Task objective: Write the records out again, precisely as they stand.

Supplied material:
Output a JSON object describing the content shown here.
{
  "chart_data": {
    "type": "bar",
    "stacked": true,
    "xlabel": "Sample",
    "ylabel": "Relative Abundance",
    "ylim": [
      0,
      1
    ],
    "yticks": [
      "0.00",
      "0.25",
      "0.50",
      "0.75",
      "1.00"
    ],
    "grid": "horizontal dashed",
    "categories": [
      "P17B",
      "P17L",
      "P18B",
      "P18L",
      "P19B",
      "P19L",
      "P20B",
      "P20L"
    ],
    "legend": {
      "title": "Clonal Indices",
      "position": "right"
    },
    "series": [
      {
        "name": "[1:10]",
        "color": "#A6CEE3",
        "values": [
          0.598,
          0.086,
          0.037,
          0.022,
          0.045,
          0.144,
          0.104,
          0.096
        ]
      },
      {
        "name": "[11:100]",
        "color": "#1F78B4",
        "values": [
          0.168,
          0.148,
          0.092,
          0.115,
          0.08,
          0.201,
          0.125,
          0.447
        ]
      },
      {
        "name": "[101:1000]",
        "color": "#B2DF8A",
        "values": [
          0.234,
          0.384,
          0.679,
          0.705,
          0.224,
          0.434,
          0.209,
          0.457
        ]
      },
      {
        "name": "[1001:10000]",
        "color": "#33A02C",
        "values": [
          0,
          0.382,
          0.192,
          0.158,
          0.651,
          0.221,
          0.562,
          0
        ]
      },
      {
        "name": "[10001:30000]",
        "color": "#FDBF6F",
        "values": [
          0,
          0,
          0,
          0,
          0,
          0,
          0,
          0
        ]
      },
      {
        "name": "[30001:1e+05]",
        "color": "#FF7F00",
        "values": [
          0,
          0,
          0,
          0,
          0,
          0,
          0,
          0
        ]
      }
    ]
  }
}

Complete answer:
Output a JSON object describing the content shown here.
{
  "chart_data": {
    "type": "bar",
    "stacked": true,
    "xlabel": "Sample",
    "ylabel": "Relative Abundance",
    "ylim": [
      0,
      1
    ],
    "yticks": [
      "0.00",
      "0.25",
      "0.50",
      "0.75",
      "1.00"
    ],
    "grid": "horizontal dashed",
    "categories": [
      "P17B",
      "P17L",
      "P18B",
      "P18L",
      "P19B",
      "P19L",
      "P20B",
      "P20L"
    ],
    "legend": {
      "title": "Clonal Indices",
      "position": "right"
    },
    "series": [
      {
        "name": "[1:10]",
        "color": "#A6CEE3",
        "values": [
          0.598,
          0.086,
          0.037,
          0.022,
          0.045,
          0.144,
          0.104,
          0.096
        ]
      },
      {
        "name": "[11:100]",
        "color": "#1F78B4",
        "values": [
          0.168,
          0.148,
          0.092,
          0.115,
          0.08,
          0.201,
          0.125,
          0.447
        ]
      },
      {
        "name": "[101:1000]",
        "color": "#B2DF8A",
        "values": [
          0.234,
          0.384,
          0.679,
          0.705,
          0.224,
          0.434,
          0.209,
          0.457
        ]
      },
      {
        "name": "[1001:10000]",
        "color": "#33A02C",
        "values": [
          0,
          0.382,
          0.192,
          0.158,
          0.651,
          0.221,
          0.562,
          0
        ]
      },
      {
        "name": "[10001:30000]",
        "color": "#FDBF6F",
        "values": [
          0,
          0,
          0,
          0,
          0,
          0,
          0,
          0
        ]
      },
      {
        "name": "[30001:1e+05]",
        "color": "#FF7F00",
        "values": [
          0,
          0,
          0,
          0,
          0,
          0,
          0,
          0
        ]
      }
    ]
  }
}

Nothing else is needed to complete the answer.